[begin Dataset]
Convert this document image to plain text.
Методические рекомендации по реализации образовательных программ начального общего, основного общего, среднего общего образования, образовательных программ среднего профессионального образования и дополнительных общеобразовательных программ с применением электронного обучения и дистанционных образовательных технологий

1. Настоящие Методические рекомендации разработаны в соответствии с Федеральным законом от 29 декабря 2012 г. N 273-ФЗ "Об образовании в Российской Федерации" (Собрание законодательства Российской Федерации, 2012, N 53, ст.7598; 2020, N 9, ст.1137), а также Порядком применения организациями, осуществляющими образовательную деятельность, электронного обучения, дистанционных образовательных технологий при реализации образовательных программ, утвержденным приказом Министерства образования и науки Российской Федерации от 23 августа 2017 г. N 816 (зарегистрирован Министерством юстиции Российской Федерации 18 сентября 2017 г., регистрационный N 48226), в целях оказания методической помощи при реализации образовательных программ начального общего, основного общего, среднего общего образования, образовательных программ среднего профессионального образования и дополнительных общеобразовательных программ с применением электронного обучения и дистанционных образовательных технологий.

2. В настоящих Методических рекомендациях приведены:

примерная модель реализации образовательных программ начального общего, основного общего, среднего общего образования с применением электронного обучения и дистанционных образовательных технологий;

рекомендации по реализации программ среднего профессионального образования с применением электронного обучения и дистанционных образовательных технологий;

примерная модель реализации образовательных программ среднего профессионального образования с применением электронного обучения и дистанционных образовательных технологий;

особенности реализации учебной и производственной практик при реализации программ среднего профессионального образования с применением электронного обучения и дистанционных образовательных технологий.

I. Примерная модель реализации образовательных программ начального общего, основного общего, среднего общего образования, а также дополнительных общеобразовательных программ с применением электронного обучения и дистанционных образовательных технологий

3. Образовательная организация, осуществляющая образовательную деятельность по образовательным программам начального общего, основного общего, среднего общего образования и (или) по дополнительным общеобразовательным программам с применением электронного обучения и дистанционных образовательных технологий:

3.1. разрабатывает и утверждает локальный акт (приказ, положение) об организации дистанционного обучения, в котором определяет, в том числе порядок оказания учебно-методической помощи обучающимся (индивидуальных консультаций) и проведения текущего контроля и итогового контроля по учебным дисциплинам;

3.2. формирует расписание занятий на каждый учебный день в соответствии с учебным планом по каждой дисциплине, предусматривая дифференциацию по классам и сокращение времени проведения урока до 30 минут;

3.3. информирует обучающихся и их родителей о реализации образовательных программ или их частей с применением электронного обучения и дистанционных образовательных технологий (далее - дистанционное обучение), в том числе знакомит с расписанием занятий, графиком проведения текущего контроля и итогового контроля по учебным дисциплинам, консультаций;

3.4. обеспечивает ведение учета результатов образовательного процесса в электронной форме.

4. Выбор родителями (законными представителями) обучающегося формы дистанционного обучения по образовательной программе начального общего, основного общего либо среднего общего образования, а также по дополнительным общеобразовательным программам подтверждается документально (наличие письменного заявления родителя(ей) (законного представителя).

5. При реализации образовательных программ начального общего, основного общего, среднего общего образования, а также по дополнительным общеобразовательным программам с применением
[end Dataset]
### Stated exercise
All of the entries must be written out exactly as they stand.

### Problem solution
Convert this document image to plain text.
Методические рекомендации по реализации образовательных программ начального общего, основного общего, среднего общего образования, образовательных программ среднего профессионального образования и дополнительных общеобразовательных программ с применением электронного обучения и дистанционных образовательных технологий

1. Настоящие Методические рекомендации разработаны в соответствии с Федеральным законом от 29 декабря 2012 г. N 273-ФЗ "Об образовании в Российской Федерации" (Собрание законодательства Российской Федерации, 2012, N 53, ст.7598; 2020, N 9, ст.1137), а также Порядком применения организациями, осуществляющими образовательную деятельность, электронного обучения, дистанционных образовательных технологий при реализации образовательных программ, утвержденным приказом Министерства образования и науки Российской Федерации от 23 августа 2017 г. N 816 (зарегистрирован Министерством юстиции Российской Федерации 18 сентября 2017 г., регистрационный N 48226), в целях оказания методической помощи при реализации образовательных программ начального общего, основного общего, среднего общего образования, образовательных программ среднего профессионального образования и дополнительных общеобразовательных программ с применением электронного обучения и дистанционных образовательных технологий.

2. В настоящих Методических рекомендациях приведены:

примерная модель реализации образовательных программ начального общего, основного общего, среднего общего образования с применением электронного обучения и дистанционных образовательных технологий;

рекомендации по реализации программ среднего профессионального образования с применением электронного обучения и дистанционных образовательных технологий;

примерная модель реализации образовательных программ среднего профессионального образования с применением электронного обучения и дистанционных образовательных технологий;

особенности реализации учебной и производственной практик при реализации программ среднего профессионального образования с применением электронного обучения и дистанционных образовательных технологий.

I. Примерная модель реализации образовательных программ начального общего, основного общего, среднего общего образования, а также дополнительных общеобразовательных программ с применением электронного обучения и дистанционных образовательных технологий

3. Образовательная организация, осуществляющая образовательную деятельность по образовательным программам начального общего, основного общего, среднего общего образования и (или) по дополнительным общеобразовательным программам с применением электронного обучения и дистанционных образовательных технологий:

3.1. разрабатывает и утверждает локальный акт (приказ, положение) об организации дистанционного обучения, в котором определяет, в том числе порядок оказания учебно-методической помощи обучающимся (индивидуальных консультаций) и проведения текущего контроля и итогового контроля по учебным дисциплинам;

3.2. формирует расписание занятий на каждый учебный день в соответствии с учебным планом по каждой дисциплине, предусматривая дифференциацию по классам и сокращение времени проведения урока до 30 минут;

3.3. информирует обучающихся и их родителей о реализации образовательных программ или их частей с применением электронного обучения и дистанционных образовательных технологий (далее - дистанционное обучение), в том числе знакомит с расписанием занятий, графиком проведения текущего контроля и итогового контроля по учебным дисциплинам, консультаций;

3.4. обеспечивает ведение учета результатов образовательного процесса в электронной форме.

4. Выбор родителями (законными представителями) обучающегося формы дистанционного обучения по образовательной программе начального общего, основного общего либо среднего общего образования, а также по дополнительным общеобразовательным программам подтверждается документально (наличие письменного заявления родителя(ей) (законного представителя).

5. При реализации образовательных программ начального общего, основного общего, среднего общего образования, а также по дополнительным общеобразовательным программам с применением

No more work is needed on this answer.